Entries shown:
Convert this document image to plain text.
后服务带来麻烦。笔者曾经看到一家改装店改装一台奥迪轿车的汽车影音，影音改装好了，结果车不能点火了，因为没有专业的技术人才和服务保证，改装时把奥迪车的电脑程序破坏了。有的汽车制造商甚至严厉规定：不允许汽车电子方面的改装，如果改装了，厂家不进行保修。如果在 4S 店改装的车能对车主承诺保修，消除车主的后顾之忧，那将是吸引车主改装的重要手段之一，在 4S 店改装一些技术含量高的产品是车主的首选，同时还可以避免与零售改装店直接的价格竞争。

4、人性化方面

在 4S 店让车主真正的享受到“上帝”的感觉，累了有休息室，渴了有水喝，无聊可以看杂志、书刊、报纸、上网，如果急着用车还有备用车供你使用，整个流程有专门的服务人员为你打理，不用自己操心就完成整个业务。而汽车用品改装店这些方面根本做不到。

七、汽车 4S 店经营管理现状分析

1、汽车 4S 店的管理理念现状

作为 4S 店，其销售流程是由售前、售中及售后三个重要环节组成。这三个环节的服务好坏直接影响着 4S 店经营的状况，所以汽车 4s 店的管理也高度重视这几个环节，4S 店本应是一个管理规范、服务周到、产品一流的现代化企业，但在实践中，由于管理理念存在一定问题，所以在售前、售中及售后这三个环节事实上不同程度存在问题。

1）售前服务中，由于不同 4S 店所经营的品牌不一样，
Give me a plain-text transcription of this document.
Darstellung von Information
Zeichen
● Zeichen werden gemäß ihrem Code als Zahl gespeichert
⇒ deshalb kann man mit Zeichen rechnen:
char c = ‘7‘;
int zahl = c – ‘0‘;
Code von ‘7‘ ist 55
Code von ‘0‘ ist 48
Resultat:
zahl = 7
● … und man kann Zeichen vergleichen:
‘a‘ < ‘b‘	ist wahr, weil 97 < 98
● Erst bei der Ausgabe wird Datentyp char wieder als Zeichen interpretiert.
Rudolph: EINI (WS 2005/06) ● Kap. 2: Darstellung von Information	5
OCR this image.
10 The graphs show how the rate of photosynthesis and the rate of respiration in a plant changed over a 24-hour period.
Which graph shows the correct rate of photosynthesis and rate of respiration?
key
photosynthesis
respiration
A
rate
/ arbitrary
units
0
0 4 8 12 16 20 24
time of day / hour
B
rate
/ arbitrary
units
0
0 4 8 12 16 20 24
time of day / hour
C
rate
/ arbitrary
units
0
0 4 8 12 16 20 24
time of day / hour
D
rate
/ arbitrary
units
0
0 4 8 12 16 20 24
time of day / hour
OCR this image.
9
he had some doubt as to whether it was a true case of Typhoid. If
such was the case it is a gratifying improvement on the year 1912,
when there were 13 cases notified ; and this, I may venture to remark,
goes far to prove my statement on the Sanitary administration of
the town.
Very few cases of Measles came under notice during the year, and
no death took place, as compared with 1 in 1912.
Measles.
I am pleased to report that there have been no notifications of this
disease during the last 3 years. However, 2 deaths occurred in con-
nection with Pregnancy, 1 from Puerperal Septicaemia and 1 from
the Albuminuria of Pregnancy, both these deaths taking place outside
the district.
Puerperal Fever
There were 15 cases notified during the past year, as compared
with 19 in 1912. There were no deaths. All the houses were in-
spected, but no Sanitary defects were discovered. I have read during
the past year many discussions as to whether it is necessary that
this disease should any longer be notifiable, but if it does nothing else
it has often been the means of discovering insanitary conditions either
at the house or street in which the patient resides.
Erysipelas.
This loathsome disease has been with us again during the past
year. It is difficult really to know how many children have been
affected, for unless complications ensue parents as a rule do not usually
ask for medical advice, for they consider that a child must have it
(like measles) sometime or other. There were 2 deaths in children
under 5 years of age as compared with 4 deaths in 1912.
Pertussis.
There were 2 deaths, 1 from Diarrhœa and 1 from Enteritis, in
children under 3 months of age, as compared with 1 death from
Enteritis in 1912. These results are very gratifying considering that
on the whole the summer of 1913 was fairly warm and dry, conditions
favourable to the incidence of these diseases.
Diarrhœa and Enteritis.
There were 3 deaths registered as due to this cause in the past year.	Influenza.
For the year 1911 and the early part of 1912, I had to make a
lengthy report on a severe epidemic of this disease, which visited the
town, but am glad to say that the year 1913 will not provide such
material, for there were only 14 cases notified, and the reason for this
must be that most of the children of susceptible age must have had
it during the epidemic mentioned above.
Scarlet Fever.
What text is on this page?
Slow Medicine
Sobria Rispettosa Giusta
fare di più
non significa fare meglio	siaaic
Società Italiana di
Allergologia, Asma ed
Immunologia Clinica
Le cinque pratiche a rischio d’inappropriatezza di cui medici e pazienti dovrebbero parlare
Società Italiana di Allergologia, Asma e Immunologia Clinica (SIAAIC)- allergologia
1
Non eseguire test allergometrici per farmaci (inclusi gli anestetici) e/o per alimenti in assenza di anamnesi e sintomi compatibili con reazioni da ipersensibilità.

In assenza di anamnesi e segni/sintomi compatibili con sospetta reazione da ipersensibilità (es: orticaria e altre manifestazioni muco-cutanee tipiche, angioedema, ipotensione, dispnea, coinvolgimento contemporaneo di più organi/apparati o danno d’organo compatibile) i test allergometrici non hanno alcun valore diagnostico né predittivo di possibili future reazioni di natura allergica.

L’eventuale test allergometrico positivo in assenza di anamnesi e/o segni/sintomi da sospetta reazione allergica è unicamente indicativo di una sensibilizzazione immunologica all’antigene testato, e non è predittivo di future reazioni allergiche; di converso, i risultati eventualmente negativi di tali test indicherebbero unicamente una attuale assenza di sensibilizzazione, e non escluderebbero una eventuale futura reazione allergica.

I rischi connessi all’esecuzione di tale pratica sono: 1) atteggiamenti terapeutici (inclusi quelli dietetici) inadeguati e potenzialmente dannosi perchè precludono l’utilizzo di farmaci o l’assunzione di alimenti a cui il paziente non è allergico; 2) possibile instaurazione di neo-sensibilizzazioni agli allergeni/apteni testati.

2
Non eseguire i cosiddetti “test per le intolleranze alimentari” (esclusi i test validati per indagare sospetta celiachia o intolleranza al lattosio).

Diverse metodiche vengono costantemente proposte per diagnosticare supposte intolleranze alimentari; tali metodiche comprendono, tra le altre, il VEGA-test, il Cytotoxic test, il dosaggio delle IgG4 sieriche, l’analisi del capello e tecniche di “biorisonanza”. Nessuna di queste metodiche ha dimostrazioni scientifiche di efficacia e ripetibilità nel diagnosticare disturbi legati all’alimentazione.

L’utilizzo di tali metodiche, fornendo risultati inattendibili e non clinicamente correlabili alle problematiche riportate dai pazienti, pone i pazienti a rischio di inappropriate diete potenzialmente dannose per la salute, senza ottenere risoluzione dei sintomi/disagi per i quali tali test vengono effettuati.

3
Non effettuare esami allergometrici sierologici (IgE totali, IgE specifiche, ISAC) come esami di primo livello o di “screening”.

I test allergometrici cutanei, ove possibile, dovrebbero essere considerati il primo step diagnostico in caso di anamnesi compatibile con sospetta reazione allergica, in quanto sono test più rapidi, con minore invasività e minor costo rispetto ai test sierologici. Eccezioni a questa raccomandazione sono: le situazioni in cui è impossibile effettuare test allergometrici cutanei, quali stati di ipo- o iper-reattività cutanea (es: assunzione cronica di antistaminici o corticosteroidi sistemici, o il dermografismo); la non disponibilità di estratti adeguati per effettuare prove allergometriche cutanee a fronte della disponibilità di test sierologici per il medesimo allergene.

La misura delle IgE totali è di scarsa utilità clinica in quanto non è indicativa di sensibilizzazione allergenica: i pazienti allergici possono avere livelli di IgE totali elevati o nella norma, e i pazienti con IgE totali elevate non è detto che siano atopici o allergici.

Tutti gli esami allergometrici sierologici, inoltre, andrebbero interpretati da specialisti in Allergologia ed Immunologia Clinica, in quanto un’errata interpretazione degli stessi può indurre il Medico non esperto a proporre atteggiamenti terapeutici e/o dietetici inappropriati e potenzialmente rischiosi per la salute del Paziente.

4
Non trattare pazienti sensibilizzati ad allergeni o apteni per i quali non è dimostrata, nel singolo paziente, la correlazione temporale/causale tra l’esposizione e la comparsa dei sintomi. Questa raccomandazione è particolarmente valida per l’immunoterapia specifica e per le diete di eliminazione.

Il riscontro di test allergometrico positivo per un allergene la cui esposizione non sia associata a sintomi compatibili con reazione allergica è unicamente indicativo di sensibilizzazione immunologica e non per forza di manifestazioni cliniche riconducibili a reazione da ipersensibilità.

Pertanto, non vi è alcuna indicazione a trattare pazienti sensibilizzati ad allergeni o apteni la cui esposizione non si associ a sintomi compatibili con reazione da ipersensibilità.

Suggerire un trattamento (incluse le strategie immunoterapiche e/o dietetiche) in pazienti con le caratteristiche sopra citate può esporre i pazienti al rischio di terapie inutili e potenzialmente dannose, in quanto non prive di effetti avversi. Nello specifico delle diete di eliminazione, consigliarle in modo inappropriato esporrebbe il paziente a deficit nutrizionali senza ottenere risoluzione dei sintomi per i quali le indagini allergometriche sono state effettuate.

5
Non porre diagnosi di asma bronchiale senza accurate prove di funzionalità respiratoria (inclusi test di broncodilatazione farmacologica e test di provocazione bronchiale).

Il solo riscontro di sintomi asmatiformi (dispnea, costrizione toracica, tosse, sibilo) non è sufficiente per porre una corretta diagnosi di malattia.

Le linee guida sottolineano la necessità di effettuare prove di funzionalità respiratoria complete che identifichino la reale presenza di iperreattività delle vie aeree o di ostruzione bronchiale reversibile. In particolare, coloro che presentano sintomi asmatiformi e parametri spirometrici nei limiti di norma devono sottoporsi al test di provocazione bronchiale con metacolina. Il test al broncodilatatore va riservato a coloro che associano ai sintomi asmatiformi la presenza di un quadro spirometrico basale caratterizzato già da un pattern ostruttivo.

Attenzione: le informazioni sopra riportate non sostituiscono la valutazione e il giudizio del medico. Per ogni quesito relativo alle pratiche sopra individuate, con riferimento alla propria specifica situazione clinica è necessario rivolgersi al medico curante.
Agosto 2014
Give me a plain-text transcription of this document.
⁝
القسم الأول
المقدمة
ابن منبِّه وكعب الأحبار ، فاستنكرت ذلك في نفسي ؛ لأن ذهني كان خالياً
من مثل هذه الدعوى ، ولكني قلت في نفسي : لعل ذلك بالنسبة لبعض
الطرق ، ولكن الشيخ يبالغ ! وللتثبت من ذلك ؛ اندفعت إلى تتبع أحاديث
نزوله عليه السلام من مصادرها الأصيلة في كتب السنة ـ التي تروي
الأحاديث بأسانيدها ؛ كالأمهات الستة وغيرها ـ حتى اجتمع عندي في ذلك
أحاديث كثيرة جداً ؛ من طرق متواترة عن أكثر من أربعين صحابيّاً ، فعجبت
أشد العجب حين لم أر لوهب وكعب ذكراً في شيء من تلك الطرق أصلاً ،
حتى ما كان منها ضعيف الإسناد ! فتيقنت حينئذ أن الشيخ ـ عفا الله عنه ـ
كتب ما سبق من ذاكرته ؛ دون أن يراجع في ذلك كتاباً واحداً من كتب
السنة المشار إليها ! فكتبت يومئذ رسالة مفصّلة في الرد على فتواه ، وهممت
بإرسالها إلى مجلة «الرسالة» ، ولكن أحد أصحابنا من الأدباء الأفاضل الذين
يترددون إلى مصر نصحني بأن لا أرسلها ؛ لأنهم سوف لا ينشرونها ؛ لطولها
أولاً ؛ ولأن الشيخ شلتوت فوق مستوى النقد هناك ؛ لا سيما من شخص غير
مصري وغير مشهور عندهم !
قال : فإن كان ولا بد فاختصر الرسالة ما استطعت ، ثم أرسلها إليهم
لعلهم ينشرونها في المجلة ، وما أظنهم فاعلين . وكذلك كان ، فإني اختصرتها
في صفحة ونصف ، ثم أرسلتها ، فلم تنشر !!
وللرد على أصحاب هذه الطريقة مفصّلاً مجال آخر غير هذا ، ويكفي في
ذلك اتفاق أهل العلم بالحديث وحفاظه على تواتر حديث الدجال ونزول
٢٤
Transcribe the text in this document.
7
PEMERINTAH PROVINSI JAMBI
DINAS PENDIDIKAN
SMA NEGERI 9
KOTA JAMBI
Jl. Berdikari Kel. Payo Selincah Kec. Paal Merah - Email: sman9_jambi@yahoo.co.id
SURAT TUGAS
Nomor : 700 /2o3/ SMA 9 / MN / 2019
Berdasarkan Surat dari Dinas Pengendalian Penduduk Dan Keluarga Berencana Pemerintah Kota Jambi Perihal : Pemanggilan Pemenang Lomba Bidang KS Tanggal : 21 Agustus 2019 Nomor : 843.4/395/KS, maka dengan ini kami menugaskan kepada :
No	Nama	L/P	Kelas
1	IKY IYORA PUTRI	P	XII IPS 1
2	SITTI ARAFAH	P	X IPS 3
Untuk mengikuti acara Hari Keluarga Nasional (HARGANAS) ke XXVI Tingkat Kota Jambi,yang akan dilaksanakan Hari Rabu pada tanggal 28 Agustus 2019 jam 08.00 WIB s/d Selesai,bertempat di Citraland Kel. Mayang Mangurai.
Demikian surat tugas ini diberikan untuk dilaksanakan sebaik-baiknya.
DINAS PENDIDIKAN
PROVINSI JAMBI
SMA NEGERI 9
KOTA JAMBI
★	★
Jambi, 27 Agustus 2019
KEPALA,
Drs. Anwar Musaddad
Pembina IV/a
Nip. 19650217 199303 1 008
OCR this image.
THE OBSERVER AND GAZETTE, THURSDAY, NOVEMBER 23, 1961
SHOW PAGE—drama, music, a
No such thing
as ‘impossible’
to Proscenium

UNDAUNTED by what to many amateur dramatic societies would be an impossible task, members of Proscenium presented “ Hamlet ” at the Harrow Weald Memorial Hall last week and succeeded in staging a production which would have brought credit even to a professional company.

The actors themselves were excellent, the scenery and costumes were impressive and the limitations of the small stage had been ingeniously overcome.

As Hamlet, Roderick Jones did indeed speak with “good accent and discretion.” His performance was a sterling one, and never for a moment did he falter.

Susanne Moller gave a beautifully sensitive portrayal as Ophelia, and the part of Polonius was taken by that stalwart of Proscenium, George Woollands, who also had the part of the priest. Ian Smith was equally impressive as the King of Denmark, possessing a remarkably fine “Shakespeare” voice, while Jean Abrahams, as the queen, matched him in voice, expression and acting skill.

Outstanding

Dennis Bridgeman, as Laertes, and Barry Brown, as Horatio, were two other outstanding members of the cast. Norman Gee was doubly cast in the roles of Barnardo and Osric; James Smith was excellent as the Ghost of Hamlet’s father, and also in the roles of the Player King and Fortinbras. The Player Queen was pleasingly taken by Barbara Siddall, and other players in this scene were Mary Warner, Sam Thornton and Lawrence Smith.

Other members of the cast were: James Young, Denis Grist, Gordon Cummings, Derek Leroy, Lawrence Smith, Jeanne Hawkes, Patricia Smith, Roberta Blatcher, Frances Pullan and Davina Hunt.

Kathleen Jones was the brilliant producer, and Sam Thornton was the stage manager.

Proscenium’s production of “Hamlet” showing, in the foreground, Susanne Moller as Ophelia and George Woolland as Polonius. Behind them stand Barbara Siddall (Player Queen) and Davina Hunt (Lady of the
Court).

Task brief:
Which lines hold the word "الشيخ"? Show each one.

Response below:
الطرق ، ولكن الشيخ يبالغ ! وللتثبت من ذلك ؛ اندفعت إلى تتبع أحاديث
حتى ما كان منها ضعيف الإسناد ! فتيقنت حينئذ أن الشيخ ـ عفا الله عنه ـ
أولاً ؛ ولأن الشيخ شلتوت فوق مستوى النقد هناك ؛ لا سيما من شخص غير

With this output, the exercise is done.